- **THE REQUEST**:
Would you transcribe the listing that follows, character for character, and omit its images?

- **AVAILABLE DATA**:
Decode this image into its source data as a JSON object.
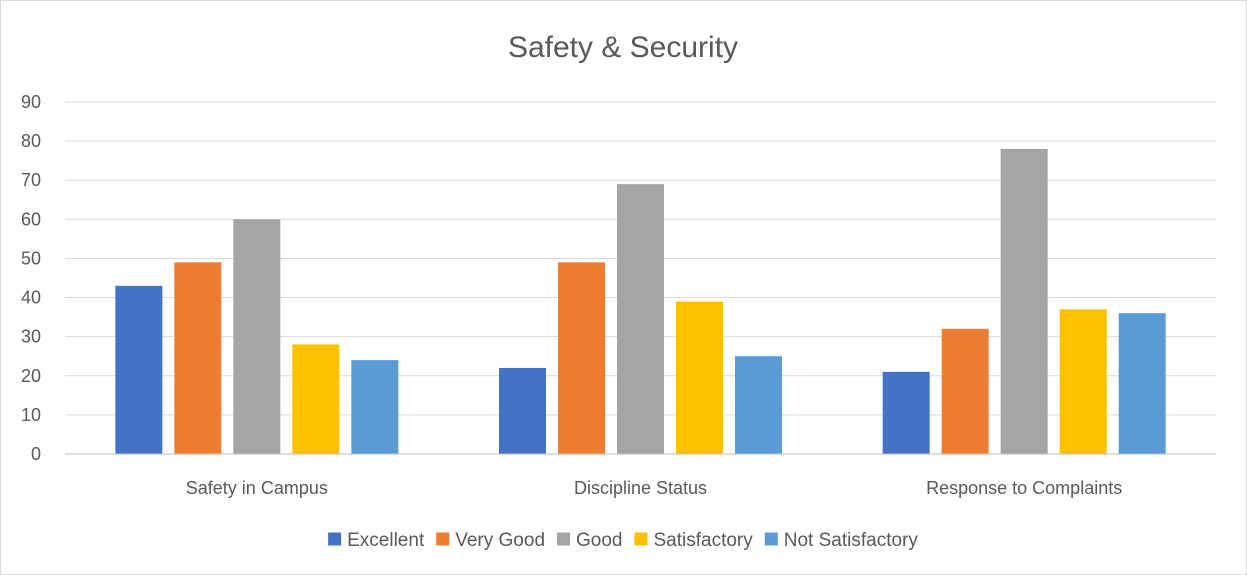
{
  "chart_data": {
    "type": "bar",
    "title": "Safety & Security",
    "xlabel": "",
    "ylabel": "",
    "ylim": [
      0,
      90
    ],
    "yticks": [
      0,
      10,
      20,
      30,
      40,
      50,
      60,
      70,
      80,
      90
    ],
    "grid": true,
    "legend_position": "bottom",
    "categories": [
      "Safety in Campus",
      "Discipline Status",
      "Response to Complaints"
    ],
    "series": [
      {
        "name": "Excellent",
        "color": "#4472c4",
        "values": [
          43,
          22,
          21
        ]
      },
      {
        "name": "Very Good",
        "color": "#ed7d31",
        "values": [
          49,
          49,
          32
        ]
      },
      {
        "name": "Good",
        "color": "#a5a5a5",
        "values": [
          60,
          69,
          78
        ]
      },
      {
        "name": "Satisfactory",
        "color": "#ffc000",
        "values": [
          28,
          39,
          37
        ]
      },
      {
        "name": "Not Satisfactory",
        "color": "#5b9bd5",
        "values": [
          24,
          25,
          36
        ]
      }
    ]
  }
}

- **WRITTEN RESPONSE**:
Decode this image into its source data as a JSON object.
{
  "chart_data": {
    "type": "bar",
    "title": "Safety & Security",
    "xlabel": "",
    "ylabel": "",
    "ylim": [
      0,
      90
    ],
    "yticks": [
      0,
      10,
      20,
      30,
      40,
      50,
      60,
      70,
      80,
      90
    ],
    "grid": true,
    "legend_position": "bottom",
    "categories": [
      "Safety in Campus",
      "Discipline Status",
      "Response to Complaints"
    ],
    "series": [
      {
        "name": "Excellent",
        "color": "#4472c4",
        "values": [
          43,
          22,
          21
        ]
      },
      {
        "name": "Very Good",
        "color": "#ed7d31",
        "values": [
          49,
          49,
          32
        ]
      },
      {
        "name": "Good",
        "color": "#a5a5a5",
        "values": [
          60,
          69,
          78
        ]
      },
      {
        "name": "Satisfactory",
        "color": "#ffc000",
        "values": [
          28,
          39,
          37
        ]
      },
      {
        "name": "Not Satisfactory",
        "color": "#5b9bd5",
        "values": [
          24,
          25,
          36
        ]
      }
    ]
  }
}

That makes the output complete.